#### Given problem
Set every record down verbatim and omit the pictures.

#### Data shown

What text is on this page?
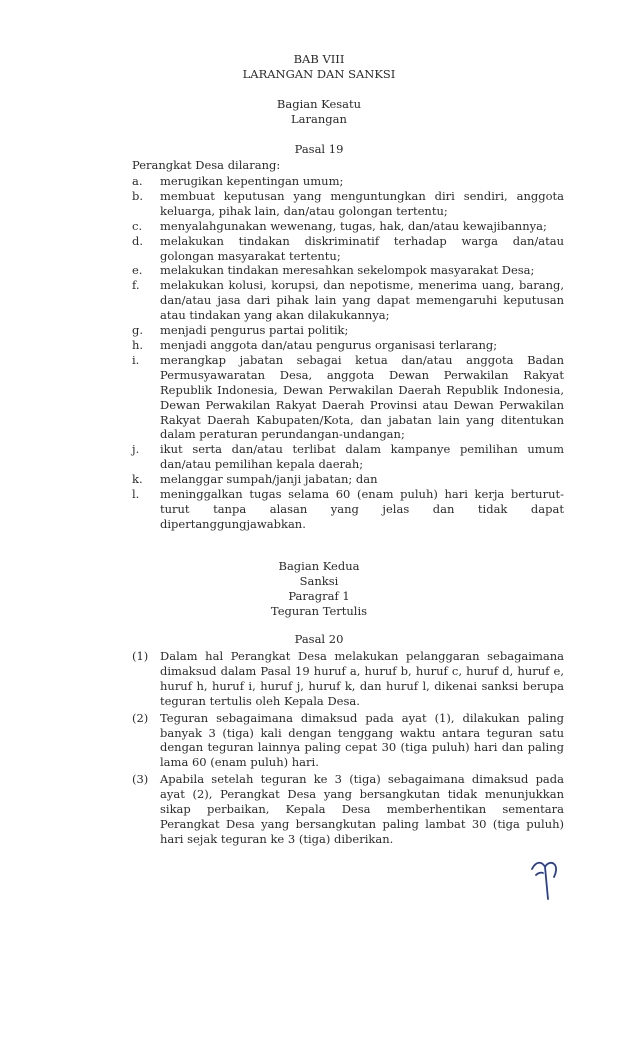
BAB VIII
LARANGAN DAN SANKSI
Bagian Kesatu
Larangan
Pasal 19
Perangkat Desa dilarang:
a. merugikan kepentingan umum;
b. membuat keputusan yang menguntungkan diri sendiri, anggota keluarga, pihak lain, dan/atau golongan tertentu;
c. menyalahgunakan wewenang, tugas, hak, dan/atau kewajibannya;
d. melakukan tindakan diskriminatif terhadap warga dan/atau golongan masyarakat tertentu;
e. melakukan tindakan meresahkan sekelompok masyarakat Desa;
f. melakukan kolusi, korupsi, dan nepotisme, menerima uang, barang, dan/atau jasa dari pihak lain yang dapat memengaruhi keputusan atau tindakan yang akan dilakukannya;
g. menjadi pengurus partai politik;
h. menjadi anggota dan/atau pengurus organisasi terlarang;
i. merangkap jabatan sebagai ketua dan/atau anggota Badan Permusyawaratan Desa, anggota Dewan Perwakilan Rakyat Republik Indonesia, Dewan Perwakilan Daerah Republik Indonesia, Dewan Perwakilan Rakyat Daerah Provinsi atau Dewan Perwakilan Rakyat Daerah Kabupaten/Kota, dan jabatan lain yang ditentukan dalam peraturan perundangan-undangan;
j. ikut serta dan/atau terlibat dalam kampanye pemilihan umum dan/atau pemilihan kepala daerah;
k. melanggar sumpah/janji jabatan; dan
l. meninggalkan tugas selama 60 (enam puluh) hari kerja berturut-turut tanpa alasan yang jelas dan tidak dapat dipertanggungjawabkan.
Bagian Kedua
Sanksi
Paragraf 1
Teguran Tertulis
Pasal 20
(1) Dalam hal Perangkat Desa melakukan pelanggaran sebagaimana dimaksud dalam Pasal 19 huruf a, huruf b, huruf c, huruf d, huruf e, huruf h, huruf i, huruf j, huruf k, dan huruf l, dikenai sanksi berupa teguran tertulis oleh Kepala Desa.
(2) Teguran sebagaimana dimaksud pada ayat (1), dilakukan paling banyak 3 (tiga) kali dengan tenggang waktu antara teguran satu dengan teguran lainnya paling cepat 30 (tiga puluh) hari dan paling lama 60 (enam puluh) hari.
(3) Apabila setelah teguran ke 3 (tiga) sebagaimana dimaksud pada ayat (2), Perangkat Desa yang bersangkutan tidak menunjukkan sikap perbaikan, Kepala Desa memberhentikan sementara Perangkat Desa yang bersangkutan paling lambat 30 (tiga puluh) hari sejak teguran ke 3 (tiga) diberikan.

#### Task answer
What text is on this page?
BAB VIII
LARANGAN DAN SANKSI
Bagian Kesatu
Larangan
Pasal 19
Perangkat Desa dilarang:
a. merugikan kepentingan umum;
b. membuat keputusan yang menguntungkan diri sendiri, anggota keluarga, pihak lain, dan/atau golongan tertentu;
c. menyalahgunakan wewenang, tugas, hak, dan/atau kewajibannya;
d. melakukan tindakan diskriminatif terhadap warga dan/atau golongan masyarakat tertentu;
e. melakukan tindakan meresahkan sekelompok masyarakat Desa;
f. melakukan kolusi, korupsi, dan nepotisme, menerima uang, barang, dan/atau jasa dari pihak lain yang dapat memengaruhi keputusan atau tindakan yang akan dilakukannya;
g. menjadi pengurus partai politik;
h. menjadi anggota dan/atau pengurus organisasi terlarang;
i. merangkap jabatan sebagai ketua dan/atau anggota Badan Permusyawaratan Desa, anggota Dewan Perwakilan Rakyat Republik Indonesia, Dewan Perwakilan Daerah Republik Indonesia, Dewan Perwakilan Rakyat Daerah Provinsi atau Dewan Perwakilan Rakyat Daerah Kabupaten/Kota, dan jabatan lain yang ditentukan dalam peraturan perundangan-undangan;
j. ikut serta dan/atau terlibat dalam kampanye pemilihan umum dan/atau pemilihan kepala daerah;
k. melanggar sumpah/janji jabatan; dan
l. meninggalkan tugas selama 60 (enam puluh) hari kerja berturut-turut tanpa alasan yang jelas dan tidak dapat dipertanggungjawabkan.
Bagian Kedua
Sanksi
Paragraf 1
Teguran Tertulis
Pasal 20
(1) Dalam hal Perangkat Desa melakukan pelanggaran sebagaimana dimaksud dalam Pasal 19 huruf a, huruf b, huruf c, huruf d, huruf e, huruf h, huruf i, huruf j, huruf k, dan huruf l, dikenai sanksi berupa teguran tertulis oleh Kepala Desa.
(2) Teguran sebagaimana dimaksud pada ayat (1), dilakukan paling banyak 3 (tiga) kali dengan tenggang waktu antara teguran satu dengan teguran lainnya paling cepat 30 (tiga puluh) hari dan paling lama 60 (enam puluh) hari.
(3) Apabila setelah teguran ke 3 (tiga) sebagaimana dimaksud pada ayat (2), Perangkat Desa yang bersangkutan tidak menunjukkan sikap perbaikan, Kepala Desa memberhentikan sementara Perangkat Desa yang bersangkutan paling lambat 30 (tiga puluh) hari sejak teguran ke 3 (tiga) diberikan.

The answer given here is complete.